What needs to be done: Transcribe everything in the data word for word. Pictures are left out.

Entries from a visual dataset
** Begin **
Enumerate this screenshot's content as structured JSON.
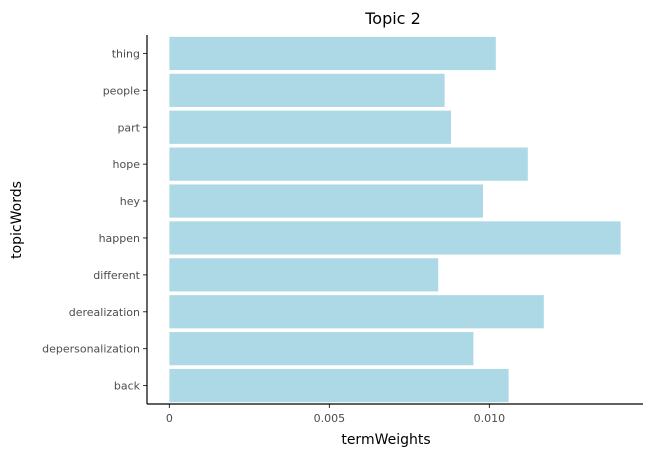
{
  "chart_data": {
    "type": "bar",
    "orientation": "horizontal",
    "title": "Topic 2",
    "xlabel": "termWeights",
    "ylabel": "topicWords",
    "categories": [
      "thing",
      "people",
      "part",
      "hope",
      "hey",
      "happen",
      "different",
      "derealization",
      "depersonalization",
      "back"
    ],
    "values": [
      0.0102,
      0.0086,
      0.0088,
      0.0112,
      0.0098,
      0.0141,
      0.0084,
      0.0117,
      0.0095,
      0.0106
    ],
    "xlim": [
      -0.0007,
      0.0148
    ],
    "xticks": [
      0,
      0.005,
      0.01
    ],
    "xtick_labels": [
      "0",
      "0.005",
      "0.010"
    ],
    "grid": false,
    "bar_color": "#add8e6"
  }
}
** End **
Answer to the task:
Enumerate this screenshot's content as structured JSON.
{
  "chart_data": {
    "type": "bar",
    "orientation": "horizontal",
    "title": "Topic 2",
    "xlabel": "termWeights",
    "ylabel": "topicWords",
    "categories": [
      "thing",
      "people",
      "part",
      "hope",
      "hey",
      "happen",
      "different",
      "derealization",
      "depersonalization",
      "back"
    ],
    "values": [
      0.0102,
      0.0086,
      0.0088,
      0.0112,
      0.0098,
      0.0141,
      0.0084,
      0.0117,
      0.0095,
      0.0106
    ],
    "xlim": [
      -0.0007,
      0.0148
    ],
    "xticks": [
      0,
      0.005,
      0.01
    ],
    "xtick_labels": [
      "0",
      "0.005",
      "0.010"
    ],
    "grid": false,
    "bar_color": "#add8e6"
  }
}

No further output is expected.